- _GOAL_
Below is some material; transcribe all of it exactly.
..........
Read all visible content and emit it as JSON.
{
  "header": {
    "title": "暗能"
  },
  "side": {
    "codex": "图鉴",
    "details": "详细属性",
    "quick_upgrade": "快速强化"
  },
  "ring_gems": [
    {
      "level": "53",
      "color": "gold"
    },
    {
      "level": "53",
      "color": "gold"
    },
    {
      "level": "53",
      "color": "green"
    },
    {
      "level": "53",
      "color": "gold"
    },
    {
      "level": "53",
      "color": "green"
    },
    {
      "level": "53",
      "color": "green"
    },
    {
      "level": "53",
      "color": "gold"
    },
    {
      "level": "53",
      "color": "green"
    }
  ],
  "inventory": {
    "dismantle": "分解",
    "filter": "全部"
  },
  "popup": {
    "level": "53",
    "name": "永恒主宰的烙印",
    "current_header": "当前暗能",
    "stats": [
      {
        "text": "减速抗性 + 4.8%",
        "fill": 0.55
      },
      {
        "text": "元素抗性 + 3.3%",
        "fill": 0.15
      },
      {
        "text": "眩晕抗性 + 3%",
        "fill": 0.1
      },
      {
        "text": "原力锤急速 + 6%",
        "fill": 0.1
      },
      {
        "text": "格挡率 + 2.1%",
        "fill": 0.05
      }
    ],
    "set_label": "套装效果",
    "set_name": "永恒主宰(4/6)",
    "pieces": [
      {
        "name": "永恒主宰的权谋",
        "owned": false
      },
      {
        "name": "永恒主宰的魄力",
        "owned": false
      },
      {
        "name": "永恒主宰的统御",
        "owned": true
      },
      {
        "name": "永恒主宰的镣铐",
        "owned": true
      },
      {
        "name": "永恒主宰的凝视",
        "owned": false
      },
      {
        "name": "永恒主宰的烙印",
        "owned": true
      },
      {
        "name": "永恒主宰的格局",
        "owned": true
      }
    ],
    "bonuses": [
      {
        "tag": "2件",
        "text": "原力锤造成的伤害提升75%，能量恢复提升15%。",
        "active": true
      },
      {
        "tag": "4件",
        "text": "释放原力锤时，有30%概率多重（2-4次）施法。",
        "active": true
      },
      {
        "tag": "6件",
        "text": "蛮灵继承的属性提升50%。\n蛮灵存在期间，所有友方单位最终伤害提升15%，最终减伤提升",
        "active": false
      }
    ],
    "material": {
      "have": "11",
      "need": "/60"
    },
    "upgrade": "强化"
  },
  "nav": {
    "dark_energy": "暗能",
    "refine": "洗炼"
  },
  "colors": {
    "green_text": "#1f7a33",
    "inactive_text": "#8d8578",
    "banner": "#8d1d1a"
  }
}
..........
- _SOLUTION_
Read all visible content and emit it as JSON.
{
  "header": {
    "title": "暗能"
  },
  "side": {
    "codex": "图鉴",
    "details": "详细属性",
    "quick_upgrade": "快速强化"
  },
  "ring_gems": [
    {
      "level": "53",
      "color": "gold"
    },
    {
      "level": "53",
      "color": "gold"
    },
    {
      "level": "53",
      "color": "green"
    },
    {
      "level": "53",
      "color": "gold"
    },
    {
      "level": "53",
      "color": "green"
    },
    {
      "level": "53",
      "color": "green"
    },
    {
      "level": "53",
      "color": "gold"
    },
    {
      "level": "53",
      "color": "green"
    }
  ],
  "inventory": {
    "dismantle": "分解",
    "filter": "全部"
  },
  "popup": {
    "level": "53",
    "name": "永恒主宰的烙印",
    "current_header": "当前暗能",
    "stats": [
      {
        "text": "减速抗性 + 4.8%",
        "fill": 0.55
      },
      {
        "text": "元素抗性 + 3.3%",
        "fill": 0.15
      },
      {
        "text": "眩晕抗性 + 3%",
        "fill": 0.1
      },
      {
        "text": "原力锤急速 + 6%",
        "fill": 0.1
      },
      {
        "text": "格挡率 + 2.1%",
        "fill": 0.05
      }
    ],
    "set_label": "套装效果",
    "set_name": "永恒主宰(4/6)",
    "pieces": [
      {
        "name": "永恒主宰的权谋",
        "owned": false
      },
      {
        "name": "永恒主宰的魄力",
        "owned": false
      },
      {
        "name": "永恒主宰的统御",
        "owned": true
      },
      {
        "name": "永恒主宰的镣铐",
        "owned": true
      },
      {
        "name": "永恒主宰的凝视",
        "owned": false
      },
      {
        "name": "永恒主宰的烙印",
        "owned": true
      },
      {
        "name": "永恒主宰的格局",
        "owned": true
      }
    ],
    "bonuses": [
      {
        "tag": "2件",
        "text": "原力锤造成的伤害提升75%，能量恢复提升15%。",
        "active": true
      },
      {
        "tag": "4件",
        "text": "释放原力锤时，有30%概率多重（2-4次）施法。",
        "active": true
      },
      {
        "tag": "6件",
        "text": "蛮灵继承的属性提升50%。\n蛮灵存在期间，所有友方单位最终伤害提升15%，最终减伤提升",
        "active": false
      }
    ],
    "material": {
      "have": "11",
      "need": "/60"
    },
    "upgrade": "强化"
  },
  "nav": {
    "dark_energy": "暗能",
    "refine": "洗炼"
  },
  "colors": {
    "green_text": "#1f7a33",
    "inactive_text": "#8d8578",
    "banner": "#8d1d1a"
  }
}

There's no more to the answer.